Your task is to extract every line from the material below exactly.

— Start of SUPPLIED RECORDS —

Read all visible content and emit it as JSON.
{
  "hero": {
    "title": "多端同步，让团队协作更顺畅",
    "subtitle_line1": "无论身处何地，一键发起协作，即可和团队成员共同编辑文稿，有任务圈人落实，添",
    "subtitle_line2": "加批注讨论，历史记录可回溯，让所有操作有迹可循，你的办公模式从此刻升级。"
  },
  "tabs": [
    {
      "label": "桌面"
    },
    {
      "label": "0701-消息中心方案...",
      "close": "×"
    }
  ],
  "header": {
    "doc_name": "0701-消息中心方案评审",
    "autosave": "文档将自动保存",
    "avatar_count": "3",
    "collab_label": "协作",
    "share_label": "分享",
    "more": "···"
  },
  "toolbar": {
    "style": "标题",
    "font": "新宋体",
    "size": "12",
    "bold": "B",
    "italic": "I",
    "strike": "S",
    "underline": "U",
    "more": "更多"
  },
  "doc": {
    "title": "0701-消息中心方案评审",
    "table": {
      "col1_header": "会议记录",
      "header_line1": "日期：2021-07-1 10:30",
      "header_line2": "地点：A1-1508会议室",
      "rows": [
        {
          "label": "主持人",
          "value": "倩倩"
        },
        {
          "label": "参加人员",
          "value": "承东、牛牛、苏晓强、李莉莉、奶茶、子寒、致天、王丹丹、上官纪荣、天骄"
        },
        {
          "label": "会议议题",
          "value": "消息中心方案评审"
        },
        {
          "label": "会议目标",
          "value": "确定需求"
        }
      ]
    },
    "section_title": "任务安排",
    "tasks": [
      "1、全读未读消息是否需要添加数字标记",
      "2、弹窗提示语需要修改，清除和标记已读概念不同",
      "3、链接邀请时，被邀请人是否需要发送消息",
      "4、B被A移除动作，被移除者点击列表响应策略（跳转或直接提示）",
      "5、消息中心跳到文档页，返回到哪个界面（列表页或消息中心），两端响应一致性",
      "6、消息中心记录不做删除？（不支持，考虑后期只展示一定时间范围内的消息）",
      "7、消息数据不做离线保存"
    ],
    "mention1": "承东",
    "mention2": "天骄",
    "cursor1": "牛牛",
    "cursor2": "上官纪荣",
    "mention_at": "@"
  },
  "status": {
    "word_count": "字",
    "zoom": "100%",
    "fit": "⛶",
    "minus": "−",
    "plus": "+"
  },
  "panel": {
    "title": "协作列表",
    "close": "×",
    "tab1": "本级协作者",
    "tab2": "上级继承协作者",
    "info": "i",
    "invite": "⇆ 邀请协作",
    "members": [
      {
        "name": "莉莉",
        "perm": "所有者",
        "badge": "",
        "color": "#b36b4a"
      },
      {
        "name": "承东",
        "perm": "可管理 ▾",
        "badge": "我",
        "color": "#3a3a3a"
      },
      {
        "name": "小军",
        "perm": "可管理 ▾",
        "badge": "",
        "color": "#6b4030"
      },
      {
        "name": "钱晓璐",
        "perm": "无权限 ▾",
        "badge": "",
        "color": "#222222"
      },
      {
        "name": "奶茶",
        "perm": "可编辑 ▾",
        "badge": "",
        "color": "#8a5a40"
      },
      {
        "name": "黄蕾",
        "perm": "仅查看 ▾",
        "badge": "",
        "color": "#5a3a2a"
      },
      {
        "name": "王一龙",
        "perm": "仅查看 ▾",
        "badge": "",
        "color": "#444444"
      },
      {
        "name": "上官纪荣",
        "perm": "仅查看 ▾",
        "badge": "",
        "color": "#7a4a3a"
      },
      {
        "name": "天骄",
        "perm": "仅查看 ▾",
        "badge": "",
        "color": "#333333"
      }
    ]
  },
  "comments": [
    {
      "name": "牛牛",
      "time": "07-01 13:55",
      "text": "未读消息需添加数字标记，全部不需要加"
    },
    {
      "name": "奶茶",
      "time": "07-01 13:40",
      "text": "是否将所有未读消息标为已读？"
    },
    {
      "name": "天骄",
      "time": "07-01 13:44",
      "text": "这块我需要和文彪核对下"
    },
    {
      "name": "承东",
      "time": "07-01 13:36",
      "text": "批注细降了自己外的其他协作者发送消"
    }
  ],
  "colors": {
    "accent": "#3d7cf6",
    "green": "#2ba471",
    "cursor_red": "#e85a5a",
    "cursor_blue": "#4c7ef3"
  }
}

— End of SUPPLIED RECORDS —

**REPLY**
Read all visible content and emit it as JSON.
{
  "hero": {
    "title": "多端同步，让团队协作更顺畅",
    "subtitle_line1": "无论身处何地，一键发起协作，即可和团队成员共同编辑文稿，有任务圈人落实，添",
    "subtitle_line2": "加批注讨论，历史记录可回溯，让所有操作有迹可循，你的办公模式从此刻升级。"
  },
  "tabs": [
    {
      "label": "桌面"
    },
    {
      "label": "0701-消息中心方案...",
      "close": "×"
    }
  ],
  "header": {
    "doc_name": "0701-消息中心方案评审",
    "autosave": "文档将自动保存",
    "avatar_count": "3",
    "collab_label": "协作",
    "share_label": "分享",
    "more": "···"
  },
  "toolbar": {
    "style": "标题",
    "font": "新宋体",
    "size": "12",
    "bold": "B",
    "italic": "I",
    "strike": "S",
    "underline": "U",
    "more": "更多"
  },
  "doc": {
    "title": "0701-消息中心方案评审",
    "table": {
      "col1_header": "会议记录",
      "header_line1": "日期：2021-07-1 10:30",
      "header_line2": "地点：A1-1508会议室",
      "rows": [
        {
          "label": "主持人",
          "value": "倩倩"
        },
        {
          "label": "参加人员",
          "value": "承东、牛牛、苏晓强、李莉莉、奶茶、子寒、致天、王丹丹、上官纪荣、天骄"
        },
        {
          "label": "会议议题",
          "value": "消息中心方案评审"
        },
        {
          "label": "会议目标",
          "value": "确定需求"
        }
      ]
    },
    "section_title": "任务安排",
    "tasks": [
      "1、全读未读消息是否需要添加数字标记",
      "2、弹窗提示语需要修改，清除和标记已读概念不同",
      "3、链接邀请时，被邀请人是否需要发送消息",
      "4、B被A移除动作，被移除者点击列表响应策略（跳转或直接提示）",
      "5、消息中心跳到文档页，返回到哪个界面（列表页或消息中心），两端响应一致性",
      "6、消息中心记录不做删除？（不支持，考虑后期只展示一定时间范围内的消息）",
      "7、消息数据不做离线保存"
    ],
    "mention1": "承东",
    "mention2": "天骄",
    "cursor1": "牛牛",
    "cursor2": "上官纪荣",
    "mention_at": "@"
  },
  "status": {
    "word_count": "字",
    "zoom": "100%",
    "fit": "⛶",
    "minus": "−",
    "plus": "+"
  },
  "panel": {
    "title": "协作列表",
    "close": "×",
    "tab1": "本级协作者",
    "tab2": "上级继承协作者",
    "info": "i",
    "invite": "⇆ 邀请协作",
    "members": [
      {
        "name": "莉莉",
        "perm": "所有者",
        "badge": "",
        "color": "#b36b4a"
      },
      {
        "name": "承东",
        "perm": "可管理 ▾",
        "badge": "我",
        "color": "#3a3a3a"
      },
      {
        "name": "小军",
        "perm": "可管理 ▾",
        "badge": "",
        "color": "#6b4030"
      },
      {
        "name": "钱晓璐",
        "perm": "无权限 ▾",
        "badge": "",
        "color": "#222222"
      },
      {
        "name": "奶茶",
        "perm": "可编辑 ▾",
        "badge": "",
        "color": "#8a5a40"
      },
      {
        "name": "黄蕾",
        "perm": "仅查看 ▾",
        "badge": "",
        "color": "#5a3a2a"
      },
      {
        "name": "王一龙",
        "perm": "仅查看 ▾",
        "badge": "",
        "color": "#444444"
      },
      {
        "name": "上官纪荣",
        "perm": "仅查看 ▾",
        "badge": "",
        "color": "#7a4a3a"
      },
      {
        "name": "天骄",
        "perm": "仅查看 ▾",
        "badge": "",
        "color": "#333333"
      }
    ]
  },
  "comments": [
    {
      "name": "牛牛",
      "time": "07-01 13:55",
      "text": "未读消息需添加数字标记，全部不需要加"
    },
    {
      "name": "奶茶",
      "time": "07-01 13:40",
      "text": "是否将所有未读消息标为已读？"
    },
    {
      "name": "天骄",
      "time": "07-01 13:44",
      "text": "这块我需要和文彪核对下"
    },
    {
      "name": "承东",
      "time": "07-01 13:36",
      "text": "批注细降了自己外的其他协作者发送消"
    }
  ],
  "colors": {
    "accent": "#3d7cf6",
    "green": "#2ba471",
    "cursor_red": "#e85a5a",
    "cursor_blue": "#4c7ef3"
  }
}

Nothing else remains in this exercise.